### PROBLEM DESCRIPTION
From the listing below, count the lines where the string "fléchie" occurs. Give the number, with no other words.

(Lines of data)
########

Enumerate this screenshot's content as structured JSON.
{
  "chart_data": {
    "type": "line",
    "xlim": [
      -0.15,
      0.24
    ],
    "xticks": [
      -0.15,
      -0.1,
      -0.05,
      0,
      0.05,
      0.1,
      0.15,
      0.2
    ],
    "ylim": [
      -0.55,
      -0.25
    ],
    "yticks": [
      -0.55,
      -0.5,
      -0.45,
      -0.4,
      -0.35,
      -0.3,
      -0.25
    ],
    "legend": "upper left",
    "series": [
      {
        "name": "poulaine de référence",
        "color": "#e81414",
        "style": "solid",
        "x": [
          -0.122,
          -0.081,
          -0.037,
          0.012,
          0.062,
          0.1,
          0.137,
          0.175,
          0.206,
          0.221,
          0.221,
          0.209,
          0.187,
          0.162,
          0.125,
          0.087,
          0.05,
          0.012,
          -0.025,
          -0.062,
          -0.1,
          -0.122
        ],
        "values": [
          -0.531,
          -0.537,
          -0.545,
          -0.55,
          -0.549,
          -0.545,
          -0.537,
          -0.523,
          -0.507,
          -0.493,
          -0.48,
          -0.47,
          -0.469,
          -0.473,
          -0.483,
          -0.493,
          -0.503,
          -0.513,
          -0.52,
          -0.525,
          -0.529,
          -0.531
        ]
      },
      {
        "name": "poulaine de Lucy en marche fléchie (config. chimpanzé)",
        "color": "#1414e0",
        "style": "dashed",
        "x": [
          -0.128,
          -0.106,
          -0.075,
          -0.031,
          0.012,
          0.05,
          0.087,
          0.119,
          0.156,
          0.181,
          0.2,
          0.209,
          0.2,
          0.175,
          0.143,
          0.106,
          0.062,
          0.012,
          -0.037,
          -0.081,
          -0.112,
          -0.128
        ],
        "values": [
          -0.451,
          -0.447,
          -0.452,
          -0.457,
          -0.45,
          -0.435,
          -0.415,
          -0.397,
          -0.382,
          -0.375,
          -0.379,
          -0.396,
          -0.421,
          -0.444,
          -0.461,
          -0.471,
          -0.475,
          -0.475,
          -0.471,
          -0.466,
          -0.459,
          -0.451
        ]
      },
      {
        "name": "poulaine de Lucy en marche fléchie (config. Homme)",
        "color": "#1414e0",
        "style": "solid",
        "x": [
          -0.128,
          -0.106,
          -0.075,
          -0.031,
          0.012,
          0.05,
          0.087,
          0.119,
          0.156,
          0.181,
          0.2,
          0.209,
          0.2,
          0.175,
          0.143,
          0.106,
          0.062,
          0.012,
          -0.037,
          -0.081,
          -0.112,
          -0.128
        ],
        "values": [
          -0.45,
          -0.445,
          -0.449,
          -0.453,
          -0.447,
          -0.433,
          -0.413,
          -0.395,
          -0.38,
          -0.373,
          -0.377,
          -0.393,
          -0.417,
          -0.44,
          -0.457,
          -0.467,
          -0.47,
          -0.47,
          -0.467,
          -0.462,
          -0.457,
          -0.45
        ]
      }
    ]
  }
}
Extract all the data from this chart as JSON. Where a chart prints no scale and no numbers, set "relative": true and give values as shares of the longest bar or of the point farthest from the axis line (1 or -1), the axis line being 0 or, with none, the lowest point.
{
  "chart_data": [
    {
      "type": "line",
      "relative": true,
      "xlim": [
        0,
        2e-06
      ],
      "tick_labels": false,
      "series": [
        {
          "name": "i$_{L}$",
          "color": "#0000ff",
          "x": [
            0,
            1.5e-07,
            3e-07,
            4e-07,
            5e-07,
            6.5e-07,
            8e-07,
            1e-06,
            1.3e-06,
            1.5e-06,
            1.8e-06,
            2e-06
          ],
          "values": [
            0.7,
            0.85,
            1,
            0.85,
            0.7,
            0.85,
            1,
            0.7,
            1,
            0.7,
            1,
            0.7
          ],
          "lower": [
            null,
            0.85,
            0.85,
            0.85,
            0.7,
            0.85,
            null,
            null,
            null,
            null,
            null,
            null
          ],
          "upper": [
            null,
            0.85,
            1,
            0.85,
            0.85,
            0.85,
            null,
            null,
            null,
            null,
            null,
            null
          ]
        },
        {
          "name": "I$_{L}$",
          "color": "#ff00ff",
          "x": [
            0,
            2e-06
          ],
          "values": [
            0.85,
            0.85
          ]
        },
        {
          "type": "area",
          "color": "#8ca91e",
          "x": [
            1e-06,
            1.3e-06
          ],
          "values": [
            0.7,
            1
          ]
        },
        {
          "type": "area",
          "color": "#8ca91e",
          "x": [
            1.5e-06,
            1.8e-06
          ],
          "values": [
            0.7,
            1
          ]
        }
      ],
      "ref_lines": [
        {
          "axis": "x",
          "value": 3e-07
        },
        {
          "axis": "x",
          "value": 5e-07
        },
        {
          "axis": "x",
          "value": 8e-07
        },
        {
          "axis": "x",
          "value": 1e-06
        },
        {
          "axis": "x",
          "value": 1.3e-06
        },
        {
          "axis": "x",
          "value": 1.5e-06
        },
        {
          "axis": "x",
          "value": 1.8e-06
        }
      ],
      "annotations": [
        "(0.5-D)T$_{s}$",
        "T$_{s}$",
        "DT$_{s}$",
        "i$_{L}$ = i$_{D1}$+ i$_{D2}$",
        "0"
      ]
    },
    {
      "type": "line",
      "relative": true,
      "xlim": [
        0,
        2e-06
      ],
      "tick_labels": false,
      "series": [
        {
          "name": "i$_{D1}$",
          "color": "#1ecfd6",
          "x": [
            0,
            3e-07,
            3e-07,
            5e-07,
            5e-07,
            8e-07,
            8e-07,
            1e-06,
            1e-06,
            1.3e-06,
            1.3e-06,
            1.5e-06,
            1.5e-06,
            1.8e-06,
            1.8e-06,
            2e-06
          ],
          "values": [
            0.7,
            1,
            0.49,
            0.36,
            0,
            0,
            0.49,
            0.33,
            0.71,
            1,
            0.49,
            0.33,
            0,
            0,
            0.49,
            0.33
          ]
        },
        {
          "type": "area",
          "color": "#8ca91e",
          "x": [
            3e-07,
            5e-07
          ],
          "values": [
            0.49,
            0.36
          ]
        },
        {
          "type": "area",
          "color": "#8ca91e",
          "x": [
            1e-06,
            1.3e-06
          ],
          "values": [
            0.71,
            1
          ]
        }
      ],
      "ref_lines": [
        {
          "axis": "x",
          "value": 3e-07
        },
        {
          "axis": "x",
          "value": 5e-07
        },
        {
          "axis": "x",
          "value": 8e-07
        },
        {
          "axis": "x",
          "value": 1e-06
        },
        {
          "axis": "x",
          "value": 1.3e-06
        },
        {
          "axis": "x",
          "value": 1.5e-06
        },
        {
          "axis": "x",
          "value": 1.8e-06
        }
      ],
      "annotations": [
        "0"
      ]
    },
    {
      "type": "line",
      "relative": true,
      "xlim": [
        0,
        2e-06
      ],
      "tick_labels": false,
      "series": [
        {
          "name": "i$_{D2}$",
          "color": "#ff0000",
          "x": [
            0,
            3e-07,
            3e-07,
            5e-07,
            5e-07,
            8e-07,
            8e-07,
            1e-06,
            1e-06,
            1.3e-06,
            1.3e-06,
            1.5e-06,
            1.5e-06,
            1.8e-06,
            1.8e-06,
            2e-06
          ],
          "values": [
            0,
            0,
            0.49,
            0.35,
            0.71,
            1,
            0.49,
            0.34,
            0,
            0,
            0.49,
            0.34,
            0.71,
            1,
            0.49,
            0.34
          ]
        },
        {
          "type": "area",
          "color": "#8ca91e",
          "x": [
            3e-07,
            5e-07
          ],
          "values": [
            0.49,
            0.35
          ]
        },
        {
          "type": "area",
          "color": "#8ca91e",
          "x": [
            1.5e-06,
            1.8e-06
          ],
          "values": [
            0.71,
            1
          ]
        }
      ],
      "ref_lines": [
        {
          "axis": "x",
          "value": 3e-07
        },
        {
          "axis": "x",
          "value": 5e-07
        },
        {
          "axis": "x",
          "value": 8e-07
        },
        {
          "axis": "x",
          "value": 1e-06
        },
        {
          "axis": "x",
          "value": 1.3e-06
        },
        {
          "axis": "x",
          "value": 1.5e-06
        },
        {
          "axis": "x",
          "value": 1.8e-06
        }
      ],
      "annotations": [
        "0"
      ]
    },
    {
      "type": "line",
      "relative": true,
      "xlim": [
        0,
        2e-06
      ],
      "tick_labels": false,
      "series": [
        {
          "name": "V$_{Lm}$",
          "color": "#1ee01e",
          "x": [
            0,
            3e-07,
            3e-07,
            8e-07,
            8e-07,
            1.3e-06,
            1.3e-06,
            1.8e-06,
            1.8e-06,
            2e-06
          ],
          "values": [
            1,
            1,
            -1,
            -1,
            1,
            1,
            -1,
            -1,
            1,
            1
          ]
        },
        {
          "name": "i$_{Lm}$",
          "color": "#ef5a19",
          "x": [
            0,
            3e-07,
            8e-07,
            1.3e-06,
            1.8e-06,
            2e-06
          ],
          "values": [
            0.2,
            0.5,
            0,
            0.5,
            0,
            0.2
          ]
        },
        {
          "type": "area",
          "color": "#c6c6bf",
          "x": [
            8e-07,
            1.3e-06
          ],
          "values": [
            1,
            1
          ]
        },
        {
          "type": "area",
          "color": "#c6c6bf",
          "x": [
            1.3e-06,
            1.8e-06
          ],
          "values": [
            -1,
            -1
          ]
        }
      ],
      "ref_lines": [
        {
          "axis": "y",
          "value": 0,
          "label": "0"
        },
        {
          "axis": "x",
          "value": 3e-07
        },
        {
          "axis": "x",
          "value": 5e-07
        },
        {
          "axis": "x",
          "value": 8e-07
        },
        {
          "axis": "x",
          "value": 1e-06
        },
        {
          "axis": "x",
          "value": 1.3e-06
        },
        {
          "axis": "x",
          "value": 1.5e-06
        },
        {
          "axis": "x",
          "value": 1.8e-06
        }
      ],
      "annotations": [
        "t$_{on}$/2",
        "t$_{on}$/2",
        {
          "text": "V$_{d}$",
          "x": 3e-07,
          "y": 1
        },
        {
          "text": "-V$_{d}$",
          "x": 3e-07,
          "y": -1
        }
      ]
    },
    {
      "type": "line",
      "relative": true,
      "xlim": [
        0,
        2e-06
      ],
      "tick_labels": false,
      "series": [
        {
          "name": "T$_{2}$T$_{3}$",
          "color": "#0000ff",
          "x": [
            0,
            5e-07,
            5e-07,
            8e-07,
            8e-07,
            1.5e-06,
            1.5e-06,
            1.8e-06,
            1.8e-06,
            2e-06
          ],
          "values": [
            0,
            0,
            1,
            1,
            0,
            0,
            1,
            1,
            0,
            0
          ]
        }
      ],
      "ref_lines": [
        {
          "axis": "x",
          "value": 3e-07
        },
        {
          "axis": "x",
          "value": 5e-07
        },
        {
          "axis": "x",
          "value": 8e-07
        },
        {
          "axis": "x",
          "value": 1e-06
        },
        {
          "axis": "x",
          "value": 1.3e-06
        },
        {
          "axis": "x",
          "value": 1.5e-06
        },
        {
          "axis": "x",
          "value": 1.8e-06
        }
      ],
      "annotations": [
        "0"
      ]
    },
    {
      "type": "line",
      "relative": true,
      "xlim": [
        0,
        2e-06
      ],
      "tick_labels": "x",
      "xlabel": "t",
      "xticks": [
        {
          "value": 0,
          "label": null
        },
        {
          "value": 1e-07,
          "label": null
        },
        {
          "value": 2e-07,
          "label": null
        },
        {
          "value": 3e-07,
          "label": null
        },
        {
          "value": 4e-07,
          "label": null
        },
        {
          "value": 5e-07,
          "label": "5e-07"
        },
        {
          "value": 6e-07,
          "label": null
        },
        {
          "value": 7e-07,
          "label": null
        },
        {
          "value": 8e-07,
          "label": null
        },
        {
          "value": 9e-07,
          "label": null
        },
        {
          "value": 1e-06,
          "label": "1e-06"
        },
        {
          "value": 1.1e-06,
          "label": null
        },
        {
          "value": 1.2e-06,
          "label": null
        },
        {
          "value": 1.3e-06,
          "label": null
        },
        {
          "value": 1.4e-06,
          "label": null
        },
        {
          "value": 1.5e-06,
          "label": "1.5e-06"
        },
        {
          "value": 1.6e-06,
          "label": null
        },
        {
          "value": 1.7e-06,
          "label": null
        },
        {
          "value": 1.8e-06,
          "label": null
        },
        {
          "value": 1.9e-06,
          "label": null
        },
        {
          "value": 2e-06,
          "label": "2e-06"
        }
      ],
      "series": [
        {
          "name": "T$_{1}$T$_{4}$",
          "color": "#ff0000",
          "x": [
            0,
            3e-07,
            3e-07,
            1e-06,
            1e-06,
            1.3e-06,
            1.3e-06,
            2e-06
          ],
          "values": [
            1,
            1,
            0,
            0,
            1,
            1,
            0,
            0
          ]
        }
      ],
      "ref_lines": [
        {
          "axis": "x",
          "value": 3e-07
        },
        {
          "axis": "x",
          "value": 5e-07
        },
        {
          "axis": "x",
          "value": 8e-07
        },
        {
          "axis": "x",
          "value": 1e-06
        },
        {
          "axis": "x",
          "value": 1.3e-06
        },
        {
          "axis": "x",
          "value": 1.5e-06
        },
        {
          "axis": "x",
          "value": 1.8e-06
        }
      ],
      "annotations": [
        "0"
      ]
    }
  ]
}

########

### SOLUTION BELOW
2